**Do this:**
Below are the records; locate each line with the word "make" and copy it.

**Data to process:**

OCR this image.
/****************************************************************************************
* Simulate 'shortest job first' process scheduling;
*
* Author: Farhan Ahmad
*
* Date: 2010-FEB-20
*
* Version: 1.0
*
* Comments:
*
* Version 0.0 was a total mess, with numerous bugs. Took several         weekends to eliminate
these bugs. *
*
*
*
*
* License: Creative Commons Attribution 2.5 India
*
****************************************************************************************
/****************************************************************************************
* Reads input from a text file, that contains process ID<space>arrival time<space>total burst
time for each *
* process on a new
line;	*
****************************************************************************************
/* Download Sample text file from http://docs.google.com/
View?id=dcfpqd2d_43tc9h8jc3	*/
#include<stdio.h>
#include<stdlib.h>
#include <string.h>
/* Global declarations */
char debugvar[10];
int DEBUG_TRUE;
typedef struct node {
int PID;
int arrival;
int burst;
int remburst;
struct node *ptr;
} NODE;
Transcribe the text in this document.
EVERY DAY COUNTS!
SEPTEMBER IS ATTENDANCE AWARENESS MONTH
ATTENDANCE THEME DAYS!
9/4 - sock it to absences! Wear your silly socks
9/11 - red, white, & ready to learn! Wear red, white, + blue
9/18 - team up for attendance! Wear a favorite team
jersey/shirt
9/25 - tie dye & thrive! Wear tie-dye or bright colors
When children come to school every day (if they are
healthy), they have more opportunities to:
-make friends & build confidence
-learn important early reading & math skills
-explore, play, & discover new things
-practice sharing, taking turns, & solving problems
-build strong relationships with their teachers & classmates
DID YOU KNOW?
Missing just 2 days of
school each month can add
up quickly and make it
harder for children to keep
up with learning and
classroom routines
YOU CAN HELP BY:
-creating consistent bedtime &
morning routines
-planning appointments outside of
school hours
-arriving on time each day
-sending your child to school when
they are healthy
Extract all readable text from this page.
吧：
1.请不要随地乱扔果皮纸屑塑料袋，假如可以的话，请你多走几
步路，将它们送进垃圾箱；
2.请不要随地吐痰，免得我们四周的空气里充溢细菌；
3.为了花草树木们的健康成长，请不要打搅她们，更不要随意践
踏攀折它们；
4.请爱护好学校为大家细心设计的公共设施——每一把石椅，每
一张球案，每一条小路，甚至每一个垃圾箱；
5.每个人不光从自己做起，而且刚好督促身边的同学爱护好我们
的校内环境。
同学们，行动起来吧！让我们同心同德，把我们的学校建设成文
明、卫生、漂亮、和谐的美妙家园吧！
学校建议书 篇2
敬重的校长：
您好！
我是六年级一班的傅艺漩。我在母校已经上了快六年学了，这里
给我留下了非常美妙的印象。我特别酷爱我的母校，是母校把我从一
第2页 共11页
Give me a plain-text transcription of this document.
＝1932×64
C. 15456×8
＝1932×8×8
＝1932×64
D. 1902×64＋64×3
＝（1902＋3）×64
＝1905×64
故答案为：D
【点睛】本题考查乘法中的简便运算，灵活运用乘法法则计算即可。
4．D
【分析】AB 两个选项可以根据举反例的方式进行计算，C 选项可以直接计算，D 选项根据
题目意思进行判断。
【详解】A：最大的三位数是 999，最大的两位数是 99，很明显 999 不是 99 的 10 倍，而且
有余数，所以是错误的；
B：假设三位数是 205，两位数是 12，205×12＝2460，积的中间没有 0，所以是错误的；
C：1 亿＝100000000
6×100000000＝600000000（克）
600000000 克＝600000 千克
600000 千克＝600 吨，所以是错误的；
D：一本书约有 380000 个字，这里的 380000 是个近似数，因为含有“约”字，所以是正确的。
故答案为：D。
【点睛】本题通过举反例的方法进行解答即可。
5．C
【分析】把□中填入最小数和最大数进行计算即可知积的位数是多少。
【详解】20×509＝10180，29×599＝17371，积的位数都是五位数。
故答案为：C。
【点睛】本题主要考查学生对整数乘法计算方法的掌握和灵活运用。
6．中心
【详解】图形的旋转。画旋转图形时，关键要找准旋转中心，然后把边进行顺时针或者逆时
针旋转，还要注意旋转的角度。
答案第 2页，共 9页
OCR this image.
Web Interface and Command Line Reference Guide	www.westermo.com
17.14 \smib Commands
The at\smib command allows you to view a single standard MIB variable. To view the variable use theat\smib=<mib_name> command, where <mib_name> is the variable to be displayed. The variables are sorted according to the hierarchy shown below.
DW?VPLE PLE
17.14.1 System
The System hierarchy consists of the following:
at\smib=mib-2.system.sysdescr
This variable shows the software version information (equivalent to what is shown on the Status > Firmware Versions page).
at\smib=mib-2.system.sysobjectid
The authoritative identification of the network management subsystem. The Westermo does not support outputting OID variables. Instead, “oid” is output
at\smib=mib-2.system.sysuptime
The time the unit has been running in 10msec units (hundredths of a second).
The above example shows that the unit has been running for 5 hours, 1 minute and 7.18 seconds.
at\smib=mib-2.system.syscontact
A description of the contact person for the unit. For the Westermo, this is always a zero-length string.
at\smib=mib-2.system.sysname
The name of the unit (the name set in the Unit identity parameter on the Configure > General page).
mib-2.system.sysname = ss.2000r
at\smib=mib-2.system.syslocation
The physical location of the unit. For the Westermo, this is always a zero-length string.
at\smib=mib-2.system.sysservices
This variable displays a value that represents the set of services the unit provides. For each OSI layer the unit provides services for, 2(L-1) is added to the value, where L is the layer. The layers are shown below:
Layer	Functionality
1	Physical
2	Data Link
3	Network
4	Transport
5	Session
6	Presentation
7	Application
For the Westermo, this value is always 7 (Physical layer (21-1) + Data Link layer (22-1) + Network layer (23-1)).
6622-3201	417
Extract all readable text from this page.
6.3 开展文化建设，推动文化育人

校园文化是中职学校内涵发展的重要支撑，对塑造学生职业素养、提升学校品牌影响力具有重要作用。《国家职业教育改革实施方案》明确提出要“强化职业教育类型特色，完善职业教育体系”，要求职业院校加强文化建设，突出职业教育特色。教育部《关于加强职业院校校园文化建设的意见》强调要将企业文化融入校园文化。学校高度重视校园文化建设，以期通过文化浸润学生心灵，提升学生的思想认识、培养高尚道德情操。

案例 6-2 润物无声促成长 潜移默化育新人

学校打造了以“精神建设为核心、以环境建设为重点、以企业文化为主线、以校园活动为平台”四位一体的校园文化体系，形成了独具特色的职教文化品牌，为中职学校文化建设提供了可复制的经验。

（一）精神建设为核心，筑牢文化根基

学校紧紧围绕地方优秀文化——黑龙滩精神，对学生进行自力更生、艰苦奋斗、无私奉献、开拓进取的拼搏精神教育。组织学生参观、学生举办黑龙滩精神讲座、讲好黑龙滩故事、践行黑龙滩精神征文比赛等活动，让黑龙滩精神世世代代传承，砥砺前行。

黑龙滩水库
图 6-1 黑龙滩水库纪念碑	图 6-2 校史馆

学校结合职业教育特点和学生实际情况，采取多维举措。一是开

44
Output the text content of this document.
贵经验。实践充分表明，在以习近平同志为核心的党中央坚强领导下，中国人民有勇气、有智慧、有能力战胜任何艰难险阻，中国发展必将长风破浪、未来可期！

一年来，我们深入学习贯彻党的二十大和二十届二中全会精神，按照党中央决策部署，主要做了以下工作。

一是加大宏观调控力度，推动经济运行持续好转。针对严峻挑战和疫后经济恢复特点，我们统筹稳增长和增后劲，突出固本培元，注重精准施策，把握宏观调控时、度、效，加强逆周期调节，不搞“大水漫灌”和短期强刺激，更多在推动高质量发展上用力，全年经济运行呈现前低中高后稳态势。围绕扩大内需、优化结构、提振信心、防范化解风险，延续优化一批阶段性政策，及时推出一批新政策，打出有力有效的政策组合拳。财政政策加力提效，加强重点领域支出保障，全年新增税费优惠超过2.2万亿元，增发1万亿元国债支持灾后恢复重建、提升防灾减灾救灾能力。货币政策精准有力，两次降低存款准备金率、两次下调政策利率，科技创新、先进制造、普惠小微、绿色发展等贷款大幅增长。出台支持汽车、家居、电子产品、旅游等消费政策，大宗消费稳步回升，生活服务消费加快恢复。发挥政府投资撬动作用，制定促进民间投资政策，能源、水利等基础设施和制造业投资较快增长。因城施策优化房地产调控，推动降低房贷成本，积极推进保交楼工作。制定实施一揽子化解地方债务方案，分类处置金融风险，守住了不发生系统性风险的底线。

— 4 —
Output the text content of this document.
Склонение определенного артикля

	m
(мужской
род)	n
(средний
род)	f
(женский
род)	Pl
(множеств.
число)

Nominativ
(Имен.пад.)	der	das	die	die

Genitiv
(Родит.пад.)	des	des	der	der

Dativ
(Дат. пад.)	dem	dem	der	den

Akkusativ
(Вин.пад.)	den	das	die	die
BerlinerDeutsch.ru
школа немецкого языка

**Worked solution:**
-make friends & build confidence
up quickly and make it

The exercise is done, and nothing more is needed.